The task: Gather the lines below that include the string "marker", copying each in full.

[start of Stored records]

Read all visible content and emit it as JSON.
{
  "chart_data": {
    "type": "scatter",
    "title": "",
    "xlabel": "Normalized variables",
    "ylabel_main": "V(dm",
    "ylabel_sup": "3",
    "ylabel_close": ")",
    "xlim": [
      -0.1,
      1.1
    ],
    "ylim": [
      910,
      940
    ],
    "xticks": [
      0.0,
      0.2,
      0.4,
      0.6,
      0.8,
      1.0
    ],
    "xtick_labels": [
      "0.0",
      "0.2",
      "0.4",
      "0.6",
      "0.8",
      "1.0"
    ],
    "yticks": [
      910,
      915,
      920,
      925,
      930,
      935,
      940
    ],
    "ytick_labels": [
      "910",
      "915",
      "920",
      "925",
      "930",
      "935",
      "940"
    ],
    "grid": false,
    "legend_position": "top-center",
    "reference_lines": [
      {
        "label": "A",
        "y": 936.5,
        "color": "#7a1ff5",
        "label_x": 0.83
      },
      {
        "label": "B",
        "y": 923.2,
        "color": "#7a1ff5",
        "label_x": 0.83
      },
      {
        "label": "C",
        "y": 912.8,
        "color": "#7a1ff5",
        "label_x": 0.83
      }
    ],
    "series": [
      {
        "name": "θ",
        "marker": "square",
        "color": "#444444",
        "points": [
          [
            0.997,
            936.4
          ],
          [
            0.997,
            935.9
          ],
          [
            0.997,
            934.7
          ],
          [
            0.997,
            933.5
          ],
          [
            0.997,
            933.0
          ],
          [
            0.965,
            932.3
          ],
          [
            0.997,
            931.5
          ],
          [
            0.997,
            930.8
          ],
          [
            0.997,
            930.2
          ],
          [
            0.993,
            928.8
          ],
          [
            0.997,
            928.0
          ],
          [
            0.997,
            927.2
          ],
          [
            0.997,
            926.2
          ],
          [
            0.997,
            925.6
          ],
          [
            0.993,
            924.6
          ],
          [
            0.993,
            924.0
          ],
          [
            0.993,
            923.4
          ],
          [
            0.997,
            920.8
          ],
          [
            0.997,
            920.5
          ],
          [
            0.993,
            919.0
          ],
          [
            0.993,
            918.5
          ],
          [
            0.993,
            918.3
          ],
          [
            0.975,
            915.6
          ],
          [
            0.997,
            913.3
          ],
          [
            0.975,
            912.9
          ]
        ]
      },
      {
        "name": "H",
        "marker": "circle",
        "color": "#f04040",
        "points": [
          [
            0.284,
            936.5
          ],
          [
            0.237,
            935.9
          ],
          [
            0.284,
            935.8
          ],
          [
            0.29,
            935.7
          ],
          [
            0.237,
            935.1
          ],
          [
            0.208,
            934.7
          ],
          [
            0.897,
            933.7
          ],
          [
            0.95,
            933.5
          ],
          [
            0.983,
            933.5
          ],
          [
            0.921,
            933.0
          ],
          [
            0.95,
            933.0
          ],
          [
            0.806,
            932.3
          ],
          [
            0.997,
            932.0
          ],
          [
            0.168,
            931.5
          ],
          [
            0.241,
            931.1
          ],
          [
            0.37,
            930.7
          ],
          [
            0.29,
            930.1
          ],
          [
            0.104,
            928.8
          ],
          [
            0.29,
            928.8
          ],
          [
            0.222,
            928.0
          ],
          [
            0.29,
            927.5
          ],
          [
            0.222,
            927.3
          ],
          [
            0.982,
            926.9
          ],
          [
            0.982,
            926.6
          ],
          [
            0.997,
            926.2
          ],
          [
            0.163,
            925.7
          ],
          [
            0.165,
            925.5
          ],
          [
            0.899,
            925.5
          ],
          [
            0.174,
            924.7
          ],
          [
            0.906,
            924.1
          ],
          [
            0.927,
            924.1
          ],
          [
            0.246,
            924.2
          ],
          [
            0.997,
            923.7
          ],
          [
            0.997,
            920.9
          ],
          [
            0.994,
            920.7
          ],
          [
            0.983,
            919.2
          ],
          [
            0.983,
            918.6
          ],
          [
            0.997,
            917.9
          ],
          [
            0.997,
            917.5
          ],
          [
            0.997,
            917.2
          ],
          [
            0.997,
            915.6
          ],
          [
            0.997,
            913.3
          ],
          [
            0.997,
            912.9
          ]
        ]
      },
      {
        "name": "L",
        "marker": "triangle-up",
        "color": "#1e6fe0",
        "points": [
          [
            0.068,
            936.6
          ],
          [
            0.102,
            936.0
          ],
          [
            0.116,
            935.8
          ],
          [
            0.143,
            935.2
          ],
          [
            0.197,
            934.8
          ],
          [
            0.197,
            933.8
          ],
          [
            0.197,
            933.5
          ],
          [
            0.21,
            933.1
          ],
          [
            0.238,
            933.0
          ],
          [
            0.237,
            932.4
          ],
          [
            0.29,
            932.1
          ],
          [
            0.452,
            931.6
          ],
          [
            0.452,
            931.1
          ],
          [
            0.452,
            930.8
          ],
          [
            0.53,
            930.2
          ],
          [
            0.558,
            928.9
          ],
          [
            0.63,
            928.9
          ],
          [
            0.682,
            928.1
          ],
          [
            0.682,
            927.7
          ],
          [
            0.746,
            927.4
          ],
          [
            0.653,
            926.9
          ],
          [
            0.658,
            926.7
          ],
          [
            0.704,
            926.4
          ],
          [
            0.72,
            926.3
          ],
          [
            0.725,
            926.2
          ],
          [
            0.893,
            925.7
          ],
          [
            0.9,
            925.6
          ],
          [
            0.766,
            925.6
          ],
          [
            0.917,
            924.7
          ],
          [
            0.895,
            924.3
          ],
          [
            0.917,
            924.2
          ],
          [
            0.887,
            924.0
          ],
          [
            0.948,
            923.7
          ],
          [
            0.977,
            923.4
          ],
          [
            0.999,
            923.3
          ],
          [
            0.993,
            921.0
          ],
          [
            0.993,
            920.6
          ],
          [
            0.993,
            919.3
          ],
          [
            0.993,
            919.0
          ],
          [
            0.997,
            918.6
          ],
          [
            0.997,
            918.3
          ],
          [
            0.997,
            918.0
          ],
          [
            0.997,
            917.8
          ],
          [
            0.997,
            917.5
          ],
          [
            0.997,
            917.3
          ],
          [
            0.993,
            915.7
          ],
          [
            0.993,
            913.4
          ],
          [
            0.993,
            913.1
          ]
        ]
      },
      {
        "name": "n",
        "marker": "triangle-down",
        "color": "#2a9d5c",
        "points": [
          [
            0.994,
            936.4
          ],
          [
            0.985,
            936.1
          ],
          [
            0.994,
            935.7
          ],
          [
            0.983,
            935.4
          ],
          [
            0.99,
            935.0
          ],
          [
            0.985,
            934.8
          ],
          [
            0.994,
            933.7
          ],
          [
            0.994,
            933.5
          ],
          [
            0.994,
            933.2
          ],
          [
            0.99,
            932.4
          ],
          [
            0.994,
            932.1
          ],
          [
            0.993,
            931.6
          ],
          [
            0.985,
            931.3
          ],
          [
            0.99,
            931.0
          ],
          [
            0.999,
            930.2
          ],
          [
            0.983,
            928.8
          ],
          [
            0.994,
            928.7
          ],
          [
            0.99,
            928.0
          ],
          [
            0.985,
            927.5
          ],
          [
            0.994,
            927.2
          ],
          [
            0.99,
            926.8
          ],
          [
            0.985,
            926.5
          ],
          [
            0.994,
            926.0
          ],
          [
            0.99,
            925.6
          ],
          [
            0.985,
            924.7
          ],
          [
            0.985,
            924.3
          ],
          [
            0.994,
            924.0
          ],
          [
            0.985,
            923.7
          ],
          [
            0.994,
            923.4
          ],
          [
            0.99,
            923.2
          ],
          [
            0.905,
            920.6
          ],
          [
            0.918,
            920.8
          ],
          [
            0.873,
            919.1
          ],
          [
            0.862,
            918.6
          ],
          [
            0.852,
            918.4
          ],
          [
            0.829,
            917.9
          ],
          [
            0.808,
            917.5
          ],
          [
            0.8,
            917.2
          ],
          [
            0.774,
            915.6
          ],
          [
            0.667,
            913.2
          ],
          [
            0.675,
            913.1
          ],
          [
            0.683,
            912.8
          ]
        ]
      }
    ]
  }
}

[end of Stored records]

The answer:
        "marker": "square",
        "marker": "circle",
        "marker": "triangle-up",
        "marker": "triangle-down",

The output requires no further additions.